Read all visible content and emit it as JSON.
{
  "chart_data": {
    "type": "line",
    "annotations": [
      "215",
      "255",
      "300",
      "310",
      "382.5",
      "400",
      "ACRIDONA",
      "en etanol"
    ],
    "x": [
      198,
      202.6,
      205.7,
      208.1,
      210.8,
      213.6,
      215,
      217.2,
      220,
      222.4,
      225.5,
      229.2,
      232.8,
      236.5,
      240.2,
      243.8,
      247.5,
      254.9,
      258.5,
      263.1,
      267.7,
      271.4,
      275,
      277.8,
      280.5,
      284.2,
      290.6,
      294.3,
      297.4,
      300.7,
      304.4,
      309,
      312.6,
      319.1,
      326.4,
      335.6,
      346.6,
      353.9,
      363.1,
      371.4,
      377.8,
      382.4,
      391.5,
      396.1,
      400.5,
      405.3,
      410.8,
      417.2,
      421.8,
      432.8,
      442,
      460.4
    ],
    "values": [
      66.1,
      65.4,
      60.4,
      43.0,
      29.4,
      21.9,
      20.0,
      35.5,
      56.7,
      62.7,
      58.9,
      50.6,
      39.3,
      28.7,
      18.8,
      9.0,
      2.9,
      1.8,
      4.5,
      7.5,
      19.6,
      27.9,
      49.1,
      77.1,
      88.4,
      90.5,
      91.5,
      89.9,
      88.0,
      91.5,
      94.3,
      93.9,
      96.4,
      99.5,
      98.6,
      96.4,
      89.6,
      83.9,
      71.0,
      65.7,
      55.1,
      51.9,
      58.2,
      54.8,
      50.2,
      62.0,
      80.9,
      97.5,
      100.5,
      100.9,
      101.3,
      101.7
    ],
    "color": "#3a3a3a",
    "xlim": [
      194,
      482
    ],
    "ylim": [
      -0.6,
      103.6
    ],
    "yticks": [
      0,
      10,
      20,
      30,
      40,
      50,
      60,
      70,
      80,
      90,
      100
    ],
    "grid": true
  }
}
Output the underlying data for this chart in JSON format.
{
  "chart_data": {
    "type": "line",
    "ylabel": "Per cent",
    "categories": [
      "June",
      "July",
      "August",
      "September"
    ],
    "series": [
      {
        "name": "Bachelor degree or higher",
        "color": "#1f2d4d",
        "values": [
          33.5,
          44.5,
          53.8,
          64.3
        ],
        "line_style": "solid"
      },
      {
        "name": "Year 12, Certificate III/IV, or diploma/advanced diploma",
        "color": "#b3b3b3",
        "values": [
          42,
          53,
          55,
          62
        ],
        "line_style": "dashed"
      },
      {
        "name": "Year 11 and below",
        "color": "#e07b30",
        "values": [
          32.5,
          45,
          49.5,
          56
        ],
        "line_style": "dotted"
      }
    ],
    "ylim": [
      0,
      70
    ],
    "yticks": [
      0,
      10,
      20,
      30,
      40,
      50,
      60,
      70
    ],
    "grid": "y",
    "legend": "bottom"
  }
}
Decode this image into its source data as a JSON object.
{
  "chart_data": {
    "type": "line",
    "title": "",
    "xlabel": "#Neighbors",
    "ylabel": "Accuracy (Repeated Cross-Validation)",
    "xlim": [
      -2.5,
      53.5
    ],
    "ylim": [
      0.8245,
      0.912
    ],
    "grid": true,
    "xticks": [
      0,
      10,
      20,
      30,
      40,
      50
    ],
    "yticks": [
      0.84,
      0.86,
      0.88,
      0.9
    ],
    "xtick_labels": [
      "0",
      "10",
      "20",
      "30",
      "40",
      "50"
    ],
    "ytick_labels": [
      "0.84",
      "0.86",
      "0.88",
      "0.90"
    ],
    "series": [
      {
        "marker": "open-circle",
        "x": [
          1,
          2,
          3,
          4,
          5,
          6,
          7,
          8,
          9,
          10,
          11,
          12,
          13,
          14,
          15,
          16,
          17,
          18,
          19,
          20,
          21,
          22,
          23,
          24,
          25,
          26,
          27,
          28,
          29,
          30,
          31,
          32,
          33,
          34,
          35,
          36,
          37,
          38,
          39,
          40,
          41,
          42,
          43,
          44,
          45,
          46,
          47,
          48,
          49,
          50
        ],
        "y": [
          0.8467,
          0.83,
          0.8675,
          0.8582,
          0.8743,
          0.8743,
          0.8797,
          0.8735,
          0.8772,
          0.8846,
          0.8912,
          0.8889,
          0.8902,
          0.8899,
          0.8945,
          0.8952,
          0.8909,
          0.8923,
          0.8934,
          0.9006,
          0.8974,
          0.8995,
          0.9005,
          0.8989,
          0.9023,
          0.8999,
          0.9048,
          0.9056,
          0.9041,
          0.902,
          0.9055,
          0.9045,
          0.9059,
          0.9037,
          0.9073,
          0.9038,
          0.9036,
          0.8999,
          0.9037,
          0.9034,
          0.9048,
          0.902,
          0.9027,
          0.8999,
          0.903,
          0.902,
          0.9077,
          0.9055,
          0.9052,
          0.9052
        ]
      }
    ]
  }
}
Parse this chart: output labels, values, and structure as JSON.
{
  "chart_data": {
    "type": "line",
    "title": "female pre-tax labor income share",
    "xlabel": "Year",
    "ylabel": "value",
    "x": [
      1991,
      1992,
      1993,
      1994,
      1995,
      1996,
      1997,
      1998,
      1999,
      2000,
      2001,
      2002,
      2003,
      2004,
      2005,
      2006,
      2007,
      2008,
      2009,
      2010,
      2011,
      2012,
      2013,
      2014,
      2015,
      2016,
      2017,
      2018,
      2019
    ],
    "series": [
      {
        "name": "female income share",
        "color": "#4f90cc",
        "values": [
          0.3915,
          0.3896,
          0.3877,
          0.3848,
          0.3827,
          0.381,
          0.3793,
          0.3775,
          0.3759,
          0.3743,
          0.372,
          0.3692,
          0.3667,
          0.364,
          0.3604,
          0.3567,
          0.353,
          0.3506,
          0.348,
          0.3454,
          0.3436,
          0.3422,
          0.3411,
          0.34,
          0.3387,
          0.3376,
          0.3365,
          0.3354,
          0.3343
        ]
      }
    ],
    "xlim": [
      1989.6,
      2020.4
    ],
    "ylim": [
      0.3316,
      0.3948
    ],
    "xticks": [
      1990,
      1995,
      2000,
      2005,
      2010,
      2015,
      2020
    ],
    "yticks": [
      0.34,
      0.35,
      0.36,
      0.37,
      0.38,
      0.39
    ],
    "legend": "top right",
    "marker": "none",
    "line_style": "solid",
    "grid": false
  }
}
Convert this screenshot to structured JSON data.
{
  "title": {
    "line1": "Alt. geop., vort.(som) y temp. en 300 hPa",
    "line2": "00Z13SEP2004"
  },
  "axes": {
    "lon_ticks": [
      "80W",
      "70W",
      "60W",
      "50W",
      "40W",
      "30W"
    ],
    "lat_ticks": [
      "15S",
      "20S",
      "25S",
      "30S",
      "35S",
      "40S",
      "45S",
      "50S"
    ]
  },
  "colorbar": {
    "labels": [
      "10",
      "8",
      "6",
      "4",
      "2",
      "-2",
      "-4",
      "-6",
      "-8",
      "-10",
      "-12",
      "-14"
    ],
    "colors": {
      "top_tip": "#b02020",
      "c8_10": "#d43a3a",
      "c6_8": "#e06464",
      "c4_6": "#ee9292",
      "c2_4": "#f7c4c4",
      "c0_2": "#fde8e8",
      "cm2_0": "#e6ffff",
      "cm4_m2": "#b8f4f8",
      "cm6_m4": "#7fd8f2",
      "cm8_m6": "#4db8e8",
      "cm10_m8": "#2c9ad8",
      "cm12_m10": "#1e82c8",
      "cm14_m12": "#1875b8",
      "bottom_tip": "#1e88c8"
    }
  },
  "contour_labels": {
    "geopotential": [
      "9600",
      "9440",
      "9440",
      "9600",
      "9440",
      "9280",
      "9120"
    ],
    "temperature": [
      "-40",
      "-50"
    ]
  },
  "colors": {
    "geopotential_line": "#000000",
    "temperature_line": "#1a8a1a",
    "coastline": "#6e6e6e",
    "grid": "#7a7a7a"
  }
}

......

> [INSTRUCTION] Quote only the lines from the one containing "Convert this screenshot" through the final line of the records, with both ends included.

> [CORRECT OUTPUT]
Convert this screenshot to structured JSON data.
{
  "title": {
    "line1": "Alt. geop., vort.(som) y temp. en 300 hPa",
    "line2": "00Z13SEP2004"
  },
  "axes": {
    "lon_ticks": [
      "80W",
      "70W",
      "60W",
      "50W",
      "40W",
      "30W"
    ],
    "lat_ticks": [
      "15S",
      "20S",
      "25S",
      "30S",
      "35S",
      "40S",
      "45S",
      "50S"
    ]
  },
  "colorbar": {
    "labels": [
      "10",
      "8",
      "6",
      "4",
      "2",
      "-2",
      "-4",
      "-6",
      "-8",
      "-10",
      "-12",
      "-14"
    ],
    "colors": {
      "top_tip": "#b02020",
      "c8_10": "#d43a3a",
      "c6_8": "#e06464",
      "c4_6": "#ee9292",
      "c2_4": "#f7c4c4",
      "c0_2": "#fde8e8",
      "cm2_0": "#e6ffff",
      "cm4_m2": "#b8f4f8",
      "cm6_m4": "#7fd8f2",
      "cm8_m6": "#4db8e8",
      "cm10_m8": "#2c9ad8",
      "cm12_m10": "#1e82c8",
      "cm14_m12": "#1875b8",
      "bottom_tip": "#1e88c8"
    }
  },
  "contour_labels": {
    "geopotential": [
      "9600",
      "9440",
      "9440",
      "9600",
      "9440",
      "9280",
      "9120"
    ],
    "temperature": [
      "-40",
      "-50"
    ]
  },
  "colors": {
    "geopotential_line": "#000000",
    "temperature_line": "#1a8a1a",
    "coastline": "#6e6e6e",
    "grid": "#7a7a7a"
  }
}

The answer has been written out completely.